What is needed: Search the lines of the records for the word "this", and copy every line that has it.

Material provided:
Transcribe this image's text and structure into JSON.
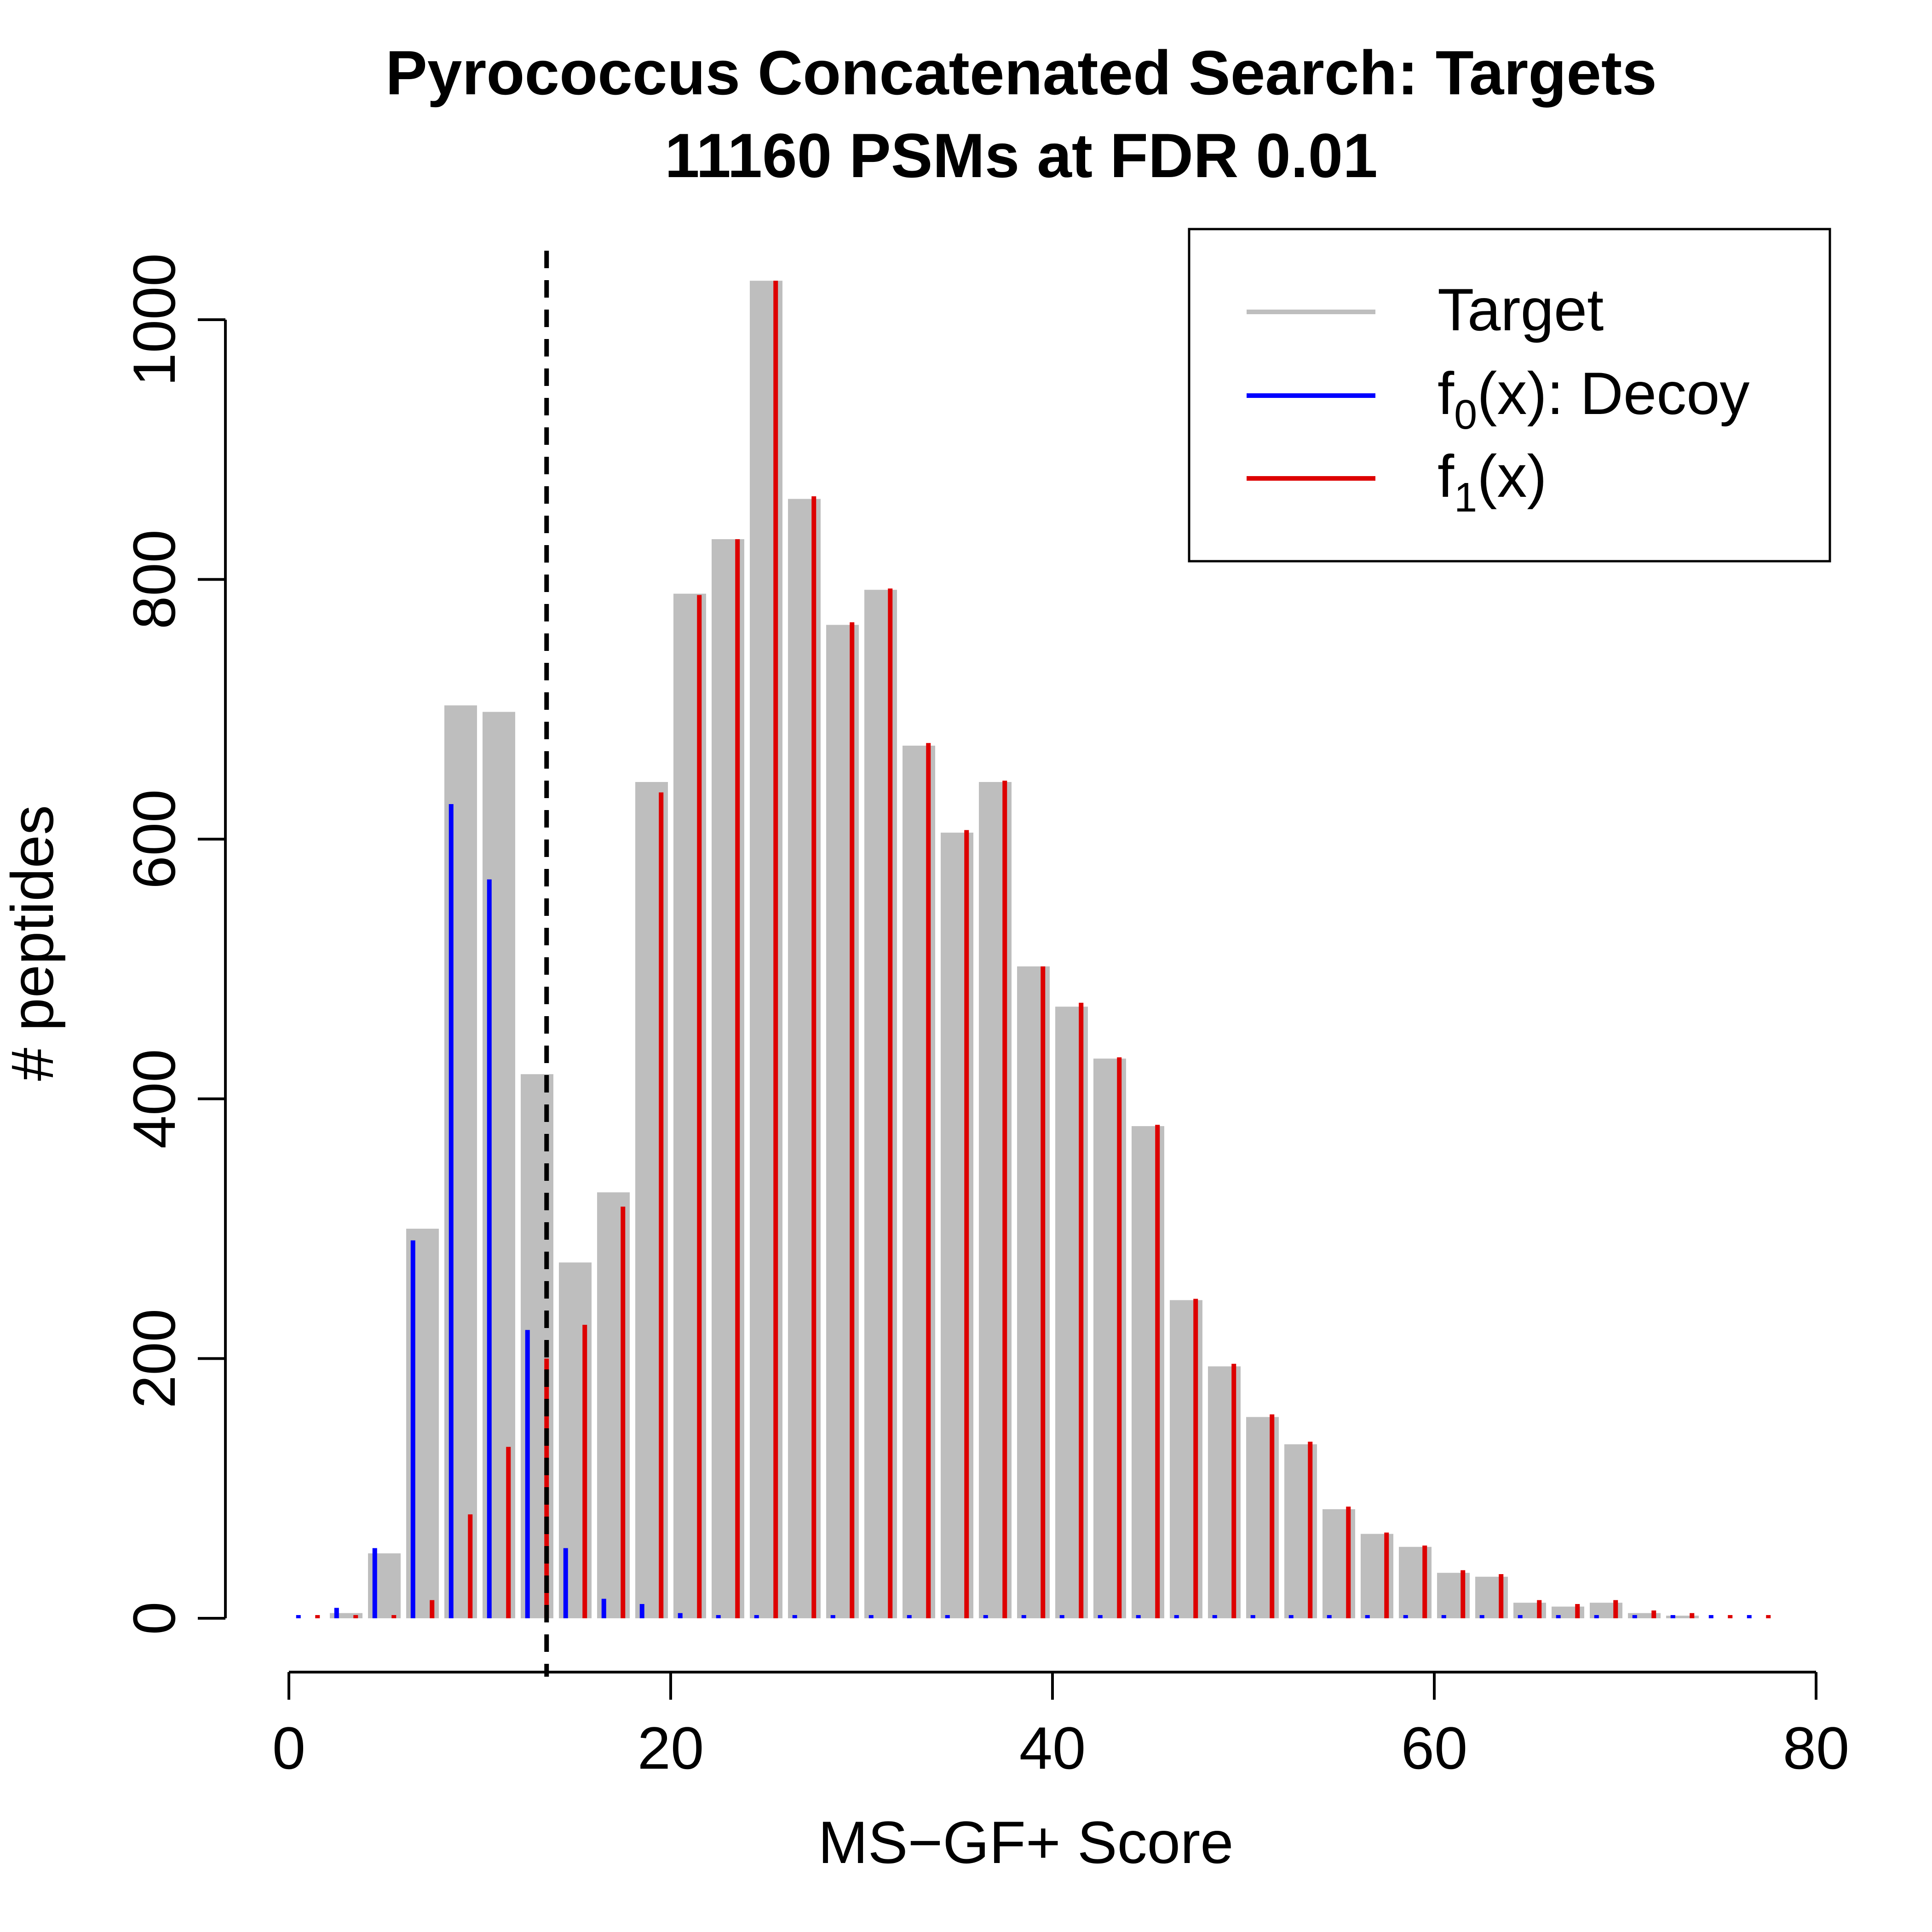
{
  "chart_data": {
    "type": "bar",
    "title": "Pyrococcus Concatenated Search: Targets",
    "subtitle": "11160 PSMs at FDR 0.01",
    "xlabel": "MS−GF+ Score",
    "ylabel": "# peptides",
    "xlim": [
      0,
      80
    ],
    "ylim": [
      0,
      1050
    ],
    "xticks": [
      0,
      20,
      40,
      60,
      80
    ],
    "yticks": [
      0,
      200,
      400,
      600,
      800,
      1000
    ],
    "xtick_labels": [
      "0",
      "20",
      "40",
      "60",
      "80"
    ],
    "ytick_labels": [
      "0",
      "200",
      "400",
      "600",
      "800",
      "1000"
    ],
    "threshold_score": 13.5,
    "bin_width": 2,
    "target": {
      "name": "Target",
      "color": "#bebebe",
      "bin_starts": [
        2,
        4,
        6,
        8,
        10,
        12,
        14,
        16,
        18,
        20,
        22,
        24,
        26,
        28,
        30,
        32,
        34,
        36,
        38,
        40,
        42,
        44,
        46,
        48,
        50,
        52,
        54,
        56,
        58,
        60,
        62,
        64,
        66,
        68,
        70,
        72
      ],
      "values": [
        4,
        50,
        300,
        703,
        698,
        419,
        274,
        328,
        644,
        789,
        831,
        1030,
        862,
        765,
        792,
        672,
        605,
        644,
        502,
        471,
        431,
        379,
        245,
        194,
        155,
        134,
        84,
        65,
        55,
        35,
        32,
        12,
        9,
        12,
        4,
        2
      ]
    },
    "decoy": {
      "name": "f0(x): Decoy",
      "label_main": "f",
      "label_sub": "0",
      "label_rest": "(x): Decoy",
      "color": "#0000ff",
      "x": [
        0.5,
        2.5,
        4.5,
        6.5,
        8.5,
        10.5,
        12.5,
        14.5,
        16.5,
        18.5,
        20.5,
        22.5,
        24.5,
        26.5,
        28.5,
        30.5,
        32.5,
        34.5,
        36.5,
        38.5,
        40.5,
        42.5,
        44.5,
        46.5,
        48.5,
        50.5,
        52.5,
        54.5,
        56.5,
        58.5,
        60.5,
        62.5,
        64.5,
        66.5,
        68.5,
        70.5,
        72.5,
        74.5,
        76.5
      ],
      "values": [
        1,
        8,
        54,
        291,
        627,
        569,
        222,
        54,
        15,
        11,
        4,
        2,
        1,
        1,
        1,
        1,
        1,
        1,
        1,
        1,
        1,
        1,
        1,
        1,
        1,
        1,
        1,
        1,
        1,
        1,
        1,
        1,
        1,
        1,
        1,
        1,
        1,
        1,
        1
      ]
    },
    "f1": {
      "name": "f1(x)",
      "label_main": "f",
      "label_sub": "1",
      "label_rest": "(x)",
      "color": "#dd0000",
      "x": [
        1.5,
        3.5,
        5.5,
        7.5,
        9.5,
        11.5,
        13.5,
        15.5,
        17.5,
        19.5,
        21.5,
        23.5,
        25.5,
        27.5,
        29.5,
        31.5,
        33.5,
        35.5,
        37.5,
        39.5,
        41.5,
        43.5,
        45.5,
        47.5,
        49.5,
        51.5,
        53.5,
        55.5,
        57.5,
        59.5,
        61.5,
        63.5,
        65.5,
        67.5,
        69.5,
        71.5,
        73.5,
        75.5,
        77.5
      ],
      "values": [
        1,
        1,
        1,
        14,
        80,
        132,
        200,
        226,
        317,
        636,
        788,
        831,
        1030,
        864,
        767,
        793,
        674,
        607,
        645,
        502,
        474,
        432,
        380,
        246,
        196,
        157,
        136,
        86,
        66,
        56,
        37,
        34,
        14,
        11,
        14,
        6,
        4,
        2,
        2
      ]
    },
    "legend": {
      "position": "top-right"
    }
  }
}
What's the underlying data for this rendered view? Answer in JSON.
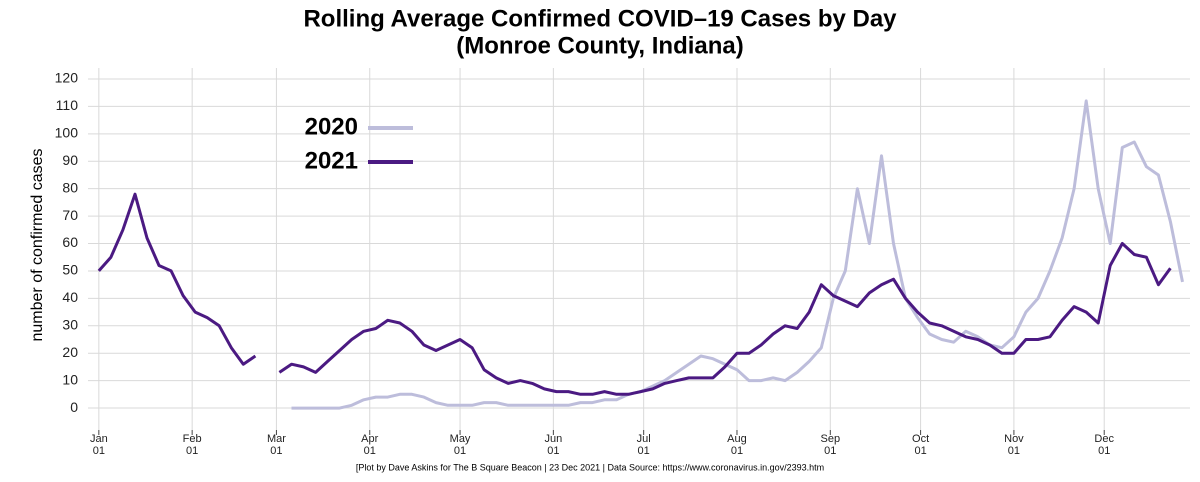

Worked solution:
Transcribe this image's text and structure into JSON.
What's the underlying data for this rendered view? Answer in JSON.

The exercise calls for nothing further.